-- BEGIN Information supplied --

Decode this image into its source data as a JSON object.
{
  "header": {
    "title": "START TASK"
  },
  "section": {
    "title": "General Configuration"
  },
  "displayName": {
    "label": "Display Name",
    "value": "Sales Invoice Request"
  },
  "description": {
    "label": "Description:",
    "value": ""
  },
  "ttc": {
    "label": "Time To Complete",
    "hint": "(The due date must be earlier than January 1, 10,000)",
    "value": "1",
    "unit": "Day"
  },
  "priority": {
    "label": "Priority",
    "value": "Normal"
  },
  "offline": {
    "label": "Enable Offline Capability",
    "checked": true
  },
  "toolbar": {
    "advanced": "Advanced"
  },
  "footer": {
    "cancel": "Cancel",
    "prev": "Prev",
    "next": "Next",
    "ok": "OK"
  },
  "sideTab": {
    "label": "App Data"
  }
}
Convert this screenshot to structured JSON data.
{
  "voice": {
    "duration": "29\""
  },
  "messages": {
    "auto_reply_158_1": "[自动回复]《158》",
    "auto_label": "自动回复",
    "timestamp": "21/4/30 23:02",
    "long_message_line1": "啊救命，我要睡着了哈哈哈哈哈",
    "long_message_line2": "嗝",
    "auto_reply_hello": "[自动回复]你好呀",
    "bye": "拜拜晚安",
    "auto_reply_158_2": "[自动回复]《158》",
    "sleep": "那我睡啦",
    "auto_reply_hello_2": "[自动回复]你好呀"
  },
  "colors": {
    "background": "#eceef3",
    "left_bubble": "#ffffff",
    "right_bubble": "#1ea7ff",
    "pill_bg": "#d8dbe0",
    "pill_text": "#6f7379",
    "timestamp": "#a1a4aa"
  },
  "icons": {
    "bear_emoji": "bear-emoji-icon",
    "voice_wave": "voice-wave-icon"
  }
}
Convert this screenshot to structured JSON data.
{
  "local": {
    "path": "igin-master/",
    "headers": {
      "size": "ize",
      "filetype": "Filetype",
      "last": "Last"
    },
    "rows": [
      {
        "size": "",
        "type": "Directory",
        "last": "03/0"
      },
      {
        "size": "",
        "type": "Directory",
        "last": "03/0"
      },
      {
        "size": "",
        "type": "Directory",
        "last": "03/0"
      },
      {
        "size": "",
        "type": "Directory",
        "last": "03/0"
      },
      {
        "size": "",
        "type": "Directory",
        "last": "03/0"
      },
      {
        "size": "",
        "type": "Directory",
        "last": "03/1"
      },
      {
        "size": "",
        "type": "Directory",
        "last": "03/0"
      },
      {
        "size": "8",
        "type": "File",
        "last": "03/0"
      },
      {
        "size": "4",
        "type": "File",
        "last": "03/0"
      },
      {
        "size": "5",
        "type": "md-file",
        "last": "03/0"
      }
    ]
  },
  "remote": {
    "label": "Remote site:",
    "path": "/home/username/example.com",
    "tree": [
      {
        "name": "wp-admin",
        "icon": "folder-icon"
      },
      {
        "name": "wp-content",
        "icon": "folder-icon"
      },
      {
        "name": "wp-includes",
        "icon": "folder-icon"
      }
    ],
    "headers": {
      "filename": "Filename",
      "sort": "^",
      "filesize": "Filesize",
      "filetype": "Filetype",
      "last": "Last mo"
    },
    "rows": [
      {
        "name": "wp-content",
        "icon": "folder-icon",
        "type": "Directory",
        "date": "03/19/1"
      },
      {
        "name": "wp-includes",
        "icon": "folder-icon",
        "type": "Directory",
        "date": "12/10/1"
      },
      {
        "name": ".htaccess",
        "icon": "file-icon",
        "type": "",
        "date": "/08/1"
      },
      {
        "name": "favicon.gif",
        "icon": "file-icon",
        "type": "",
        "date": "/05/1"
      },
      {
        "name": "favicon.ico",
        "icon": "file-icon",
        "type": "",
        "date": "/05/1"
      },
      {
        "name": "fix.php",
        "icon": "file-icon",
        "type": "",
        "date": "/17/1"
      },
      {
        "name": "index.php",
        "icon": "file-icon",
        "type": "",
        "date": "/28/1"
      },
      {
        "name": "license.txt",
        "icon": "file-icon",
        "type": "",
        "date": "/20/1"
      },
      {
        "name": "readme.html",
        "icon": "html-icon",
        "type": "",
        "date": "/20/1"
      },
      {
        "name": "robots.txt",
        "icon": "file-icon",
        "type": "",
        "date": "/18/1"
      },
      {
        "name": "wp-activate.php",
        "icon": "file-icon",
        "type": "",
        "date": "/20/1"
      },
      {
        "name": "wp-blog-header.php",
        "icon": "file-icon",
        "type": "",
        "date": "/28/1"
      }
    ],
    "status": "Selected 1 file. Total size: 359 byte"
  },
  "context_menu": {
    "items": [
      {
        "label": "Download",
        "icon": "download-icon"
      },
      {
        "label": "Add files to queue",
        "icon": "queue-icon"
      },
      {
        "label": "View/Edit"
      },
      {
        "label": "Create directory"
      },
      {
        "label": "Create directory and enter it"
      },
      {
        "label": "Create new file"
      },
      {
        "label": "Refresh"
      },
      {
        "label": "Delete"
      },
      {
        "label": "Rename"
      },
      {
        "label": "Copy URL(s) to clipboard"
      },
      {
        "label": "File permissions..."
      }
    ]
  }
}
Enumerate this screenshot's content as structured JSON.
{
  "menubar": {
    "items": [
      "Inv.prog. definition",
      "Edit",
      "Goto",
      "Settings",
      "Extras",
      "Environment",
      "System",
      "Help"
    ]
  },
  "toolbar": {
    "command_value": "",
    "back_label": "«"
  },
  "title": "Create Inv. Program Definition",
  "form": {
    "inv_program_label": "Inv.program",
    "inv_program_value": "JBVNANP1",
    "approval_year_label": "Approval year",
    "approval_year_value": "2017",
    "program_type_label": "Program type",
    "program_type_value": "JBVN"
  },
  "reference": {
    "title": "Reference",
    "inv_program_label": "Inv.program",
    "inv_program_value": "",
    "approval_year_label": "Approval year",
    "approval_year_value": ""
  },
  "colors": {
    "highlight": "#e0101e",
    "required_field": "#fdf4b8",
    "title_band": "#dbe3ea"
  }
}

-- END Information supplied --

**What this task involves:** Report how many lines include the word "path". Give nothing but the number.

**Result of the task:** 2